[Stored items]
-=-=-=-=-
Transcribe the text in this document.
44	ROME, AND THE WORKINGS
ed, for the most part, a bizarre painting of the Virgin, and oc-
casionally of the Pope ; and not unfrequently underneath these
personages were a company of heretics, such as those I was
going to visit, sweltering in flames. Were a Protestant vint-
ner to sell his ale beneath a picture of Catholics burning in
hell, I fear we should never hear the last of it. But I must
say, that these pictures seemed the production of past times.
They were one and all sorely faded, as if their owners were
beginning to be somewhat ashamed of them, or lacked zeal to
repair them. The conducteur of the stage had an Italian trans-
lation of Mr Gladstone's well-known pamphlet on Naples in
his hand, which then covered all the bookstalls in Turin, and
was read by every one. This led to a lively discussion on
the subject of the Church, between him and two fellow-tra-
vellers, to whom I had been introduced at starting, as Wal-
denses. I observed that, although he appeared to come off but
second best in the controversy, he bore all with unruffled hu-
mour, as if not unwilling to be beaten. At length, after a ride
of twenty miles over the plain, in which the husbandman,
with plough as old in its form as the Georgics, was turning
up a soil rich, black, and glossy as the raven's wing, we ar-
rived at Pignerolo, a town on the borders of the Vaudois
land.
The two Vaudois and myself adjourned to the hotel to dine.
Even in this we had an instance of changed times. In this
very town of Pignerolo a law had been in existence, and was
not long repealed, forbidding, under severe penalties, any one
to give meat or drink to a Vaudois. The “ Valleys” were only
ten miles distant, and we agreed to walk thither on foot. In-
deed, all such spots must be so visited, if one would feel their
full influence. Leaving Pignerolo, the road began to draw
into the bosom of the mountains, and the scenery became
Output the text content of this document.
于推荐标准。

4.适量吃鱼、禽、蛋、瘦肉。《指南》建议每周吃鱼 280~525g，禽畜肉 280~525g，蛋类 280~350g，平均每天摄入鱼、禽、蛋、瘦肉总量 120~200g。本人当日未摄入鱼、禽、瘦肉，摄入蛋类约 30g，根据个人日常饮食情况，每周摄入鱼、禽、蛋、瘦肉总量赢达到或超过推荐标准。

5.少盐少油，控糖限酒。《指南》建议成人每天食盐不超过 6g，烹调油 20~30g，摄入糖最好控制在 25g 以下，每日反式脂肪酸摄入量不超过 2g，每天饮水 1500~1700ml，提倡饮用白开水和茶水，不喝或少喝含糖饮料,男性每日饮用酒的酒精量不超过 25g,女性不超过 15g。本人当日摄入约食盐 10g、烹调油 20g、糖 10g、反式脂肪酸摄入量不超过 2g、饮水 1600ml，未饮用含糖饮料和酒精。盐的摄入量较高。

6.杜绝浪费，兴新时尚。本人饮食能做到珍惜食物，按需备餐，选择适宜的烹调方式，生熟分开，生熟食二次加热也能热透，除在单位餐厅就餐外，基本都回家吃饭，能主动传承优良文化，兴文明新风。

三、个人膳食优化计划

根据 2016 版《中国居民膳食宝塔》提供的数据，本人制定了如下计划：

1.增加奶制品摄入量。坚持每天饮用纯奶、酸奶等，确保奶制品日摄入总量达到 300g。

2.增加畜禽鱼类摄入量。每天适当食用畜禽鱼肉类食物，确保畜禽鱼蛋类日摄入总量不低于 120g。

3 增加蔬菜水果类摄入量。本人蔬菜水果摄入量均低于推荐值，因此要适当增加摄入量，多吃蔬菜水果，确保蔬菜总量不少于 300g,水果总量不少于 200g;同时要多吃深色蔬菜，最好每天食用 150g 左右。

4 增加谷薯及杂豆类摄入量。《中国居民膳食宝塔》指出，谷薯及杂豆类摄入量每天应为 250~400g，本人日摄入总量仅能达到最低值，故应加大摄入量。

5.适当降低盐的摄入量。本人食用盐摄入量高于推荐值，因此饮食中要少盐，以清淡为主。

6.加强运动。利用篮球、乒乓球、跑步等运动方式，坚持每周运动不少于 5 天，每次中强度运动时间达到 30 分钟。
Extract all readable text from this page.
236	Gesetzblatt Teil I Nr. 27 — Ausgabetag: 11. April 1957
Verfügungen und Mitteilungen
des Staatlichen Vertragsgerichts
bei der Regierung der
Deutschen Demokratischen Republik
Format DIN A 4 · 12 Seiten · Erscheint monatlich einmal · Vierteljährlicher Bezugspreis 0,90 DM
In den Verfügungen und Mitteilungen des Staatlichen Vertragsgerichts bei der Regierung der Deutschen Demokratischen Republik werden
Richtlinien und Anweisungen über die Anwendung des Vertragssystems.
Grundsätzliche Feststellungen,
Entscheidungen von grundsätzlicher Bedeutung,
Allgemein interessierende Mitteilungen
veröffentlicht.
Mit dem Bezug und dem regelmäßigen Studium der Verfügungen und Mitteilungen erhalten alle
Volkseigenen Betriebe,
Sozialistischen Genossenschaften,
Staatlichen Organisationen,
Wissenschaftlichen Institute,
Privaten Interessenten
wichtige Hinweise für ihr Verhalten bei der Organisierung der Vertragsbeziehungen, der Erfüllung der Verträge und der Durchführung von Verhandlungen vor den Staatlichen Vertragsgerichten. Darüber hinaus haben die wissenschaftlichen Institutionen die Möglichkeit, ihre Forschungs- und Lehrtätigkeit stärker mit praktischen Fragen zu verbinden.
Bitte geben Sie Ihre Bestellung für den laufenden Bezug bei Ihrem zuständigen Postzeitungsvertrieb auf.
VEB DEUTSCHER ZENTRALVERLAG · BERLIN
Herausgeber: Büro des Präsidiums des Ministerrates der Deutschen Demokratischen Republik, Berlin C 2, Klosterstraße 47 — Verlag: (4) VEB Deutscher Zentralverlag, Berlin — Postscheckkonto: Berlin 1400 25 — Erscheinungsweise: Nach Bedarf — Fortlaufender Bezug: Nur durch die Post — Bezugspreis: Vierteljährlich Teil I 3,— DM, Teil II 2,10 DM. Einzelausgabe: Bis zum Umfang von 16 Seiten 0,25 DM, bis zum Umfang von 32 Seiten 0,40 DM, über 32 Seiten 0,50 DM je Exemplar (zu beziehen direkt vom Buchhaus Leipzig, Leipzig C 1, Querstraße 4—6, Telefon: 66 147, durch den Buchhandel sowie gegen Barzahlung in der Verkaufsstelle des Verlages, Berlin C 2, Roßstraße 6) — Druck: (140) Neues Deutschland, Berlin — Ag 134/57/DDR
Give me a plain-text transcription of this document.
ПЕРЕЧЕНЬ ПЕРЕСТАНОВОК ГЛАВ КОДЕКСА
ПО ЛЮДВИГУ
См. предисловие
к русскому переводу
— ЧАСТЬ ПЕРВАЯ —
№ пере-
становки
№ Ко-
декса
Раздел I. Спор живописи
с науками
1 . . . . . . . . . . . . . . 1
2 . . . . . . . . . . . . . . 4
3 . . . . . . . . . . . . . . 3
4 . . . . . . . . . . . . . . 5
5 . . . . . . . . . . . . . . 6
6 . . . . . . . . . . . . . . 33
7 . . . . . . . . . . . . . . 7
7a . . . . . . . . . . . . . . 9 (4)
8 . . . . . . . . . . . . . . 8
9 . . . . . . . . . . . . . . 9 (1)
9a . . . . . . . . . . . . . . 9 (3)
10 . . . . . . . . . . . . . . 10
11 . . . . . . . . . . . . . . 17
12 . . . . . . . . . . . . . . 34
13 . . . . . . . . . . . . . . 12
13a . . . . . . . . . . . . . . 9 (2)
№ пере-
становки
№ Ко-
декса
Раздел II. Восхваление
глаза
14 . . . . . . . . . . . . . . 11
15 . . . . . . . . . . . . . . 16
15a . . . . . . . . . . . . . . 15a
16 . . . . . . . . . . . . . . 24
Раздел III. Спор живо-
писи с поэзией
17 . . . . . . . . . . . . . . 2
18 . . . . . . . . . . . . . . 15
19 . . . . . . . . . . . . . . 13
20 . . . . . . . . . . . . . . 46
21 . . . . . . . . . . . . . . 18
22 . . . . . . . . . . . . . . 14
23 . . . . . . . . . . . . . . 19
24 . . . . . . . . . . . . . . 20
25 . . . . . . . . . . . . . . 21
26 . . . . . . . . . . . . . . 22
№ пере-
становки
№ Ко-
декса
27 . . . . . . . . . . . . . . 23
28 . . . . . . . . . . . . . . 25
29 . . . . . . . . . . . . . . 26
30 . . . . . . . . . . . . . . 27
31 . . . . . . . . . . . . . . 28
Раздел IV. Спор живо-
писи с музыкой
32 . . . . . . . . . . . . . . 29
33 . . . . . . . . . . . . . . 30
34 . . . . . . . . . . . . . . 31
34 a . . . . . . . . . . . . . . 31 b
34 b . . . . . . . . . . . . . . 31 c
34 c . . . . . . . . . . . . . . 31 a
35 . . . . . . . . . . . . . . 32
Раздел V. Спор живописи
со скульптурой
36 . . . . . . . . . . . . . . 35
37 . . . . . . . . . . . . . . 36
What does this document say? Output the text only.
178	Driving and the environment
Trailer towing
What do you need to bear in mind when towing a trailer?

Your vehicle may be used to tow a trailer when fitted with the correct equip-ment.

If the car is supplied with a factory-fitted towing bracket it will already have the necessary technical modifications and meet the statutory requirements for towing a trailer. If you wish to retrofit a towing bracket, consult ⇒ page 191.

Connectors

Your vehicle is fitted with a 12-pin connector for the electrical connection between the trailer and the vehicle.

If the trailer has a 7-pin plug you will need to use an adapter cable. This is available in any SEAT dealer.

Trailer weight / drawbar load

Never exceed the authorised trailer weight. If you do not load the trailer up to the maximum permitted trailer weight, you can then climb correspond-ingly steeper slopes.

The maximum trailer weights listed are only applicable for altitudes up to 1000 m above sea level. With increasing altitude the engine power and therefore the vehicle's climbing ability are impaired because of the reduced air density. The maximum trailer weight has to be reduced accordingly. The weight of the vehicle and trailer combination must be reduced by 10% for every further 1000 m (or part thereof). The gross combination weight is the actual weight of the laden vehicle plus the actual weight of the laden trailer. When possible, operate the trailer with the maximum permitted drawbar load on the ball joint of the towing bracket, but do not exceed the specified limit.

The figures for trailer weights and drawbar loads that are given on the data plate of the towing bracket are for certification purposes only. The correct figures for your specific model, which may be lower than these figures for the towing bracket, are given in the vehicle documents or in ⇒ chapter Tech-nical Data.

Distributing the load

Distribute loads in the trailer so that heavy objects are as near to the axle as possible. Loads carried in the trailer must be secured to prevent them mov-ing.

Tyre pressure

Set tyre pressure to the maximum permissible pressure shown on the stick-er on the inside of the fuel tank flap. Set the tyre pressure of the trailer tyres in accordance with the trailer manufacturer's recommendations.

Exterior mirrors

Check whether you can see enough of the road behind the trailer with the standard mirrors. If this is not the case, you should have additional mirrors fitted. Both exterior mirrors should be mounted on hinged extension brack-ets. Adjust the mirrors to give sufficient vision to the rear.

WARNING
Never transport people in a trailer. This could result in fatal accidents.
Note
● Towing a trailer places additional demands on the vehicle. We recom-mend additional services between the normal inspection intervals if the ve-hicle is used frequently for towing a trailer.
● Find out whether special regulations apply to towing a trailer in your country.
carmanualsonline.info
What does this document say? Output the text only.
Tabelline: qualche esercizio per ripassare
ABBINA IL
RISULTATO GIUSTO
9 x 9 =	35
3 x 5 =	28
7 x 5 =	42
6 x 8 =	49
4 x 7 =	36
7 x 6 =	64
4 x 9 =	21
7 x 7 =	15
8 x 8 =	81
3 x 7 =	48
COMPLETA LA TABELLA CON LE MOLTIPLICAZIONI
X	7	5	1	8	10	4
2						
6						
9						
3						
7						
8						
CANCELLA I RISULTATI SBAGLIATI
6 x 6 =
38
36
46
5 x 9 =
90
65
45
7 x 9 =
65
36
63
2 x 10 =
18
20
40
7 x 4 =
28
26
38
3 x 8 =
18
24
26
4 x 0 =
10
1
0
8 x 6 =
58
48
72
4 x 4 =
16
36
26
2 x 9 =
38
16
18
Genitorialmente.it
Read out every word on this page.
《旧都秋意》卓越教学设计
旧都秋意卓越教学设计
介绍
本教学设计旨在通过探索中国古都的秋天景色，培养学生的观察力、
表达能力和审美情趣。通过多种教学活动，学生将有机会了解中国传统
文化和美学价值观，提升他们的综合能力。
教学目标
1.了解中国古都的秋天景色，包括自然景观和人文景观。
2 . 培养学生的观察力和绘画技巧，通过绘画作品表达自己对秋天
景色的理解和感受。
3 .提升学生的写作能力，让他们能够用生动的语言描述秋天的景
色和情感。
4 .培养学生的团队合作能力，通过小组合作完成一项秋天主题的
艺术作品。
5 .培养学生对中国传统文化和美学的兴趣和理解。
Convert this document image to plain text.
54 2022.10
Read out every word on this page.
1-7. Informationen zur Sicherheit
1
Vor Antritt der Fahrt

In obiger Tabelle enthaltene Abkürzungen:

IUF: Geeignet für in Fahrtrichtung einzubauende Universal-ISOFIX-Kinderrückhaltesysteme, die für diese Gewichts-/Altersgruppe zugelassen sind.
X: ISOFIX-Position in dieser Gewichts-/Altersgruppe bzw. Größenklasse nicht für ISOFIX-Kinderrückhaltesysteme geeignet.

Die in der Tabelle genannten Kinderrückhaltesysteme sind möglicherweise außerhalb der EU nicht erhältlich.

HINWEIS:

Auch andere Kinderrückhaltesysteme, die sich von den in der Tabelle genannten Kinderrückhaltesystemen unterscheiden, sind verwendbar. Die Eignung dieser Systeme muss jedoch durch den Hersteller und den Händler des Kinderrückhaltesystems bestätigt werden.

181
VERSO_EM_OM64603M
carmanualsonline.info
-=-=-=-=-
### The task:
Every line in the data that holds "Pignerolo" should be copied out.

### Solution to the exercise:
rived at Pignerolo, a town on the borders of the Vaudois
very town of Pignerolo a law had been in existence, and was
full influence. Leaving Pignerolo, the road began to draw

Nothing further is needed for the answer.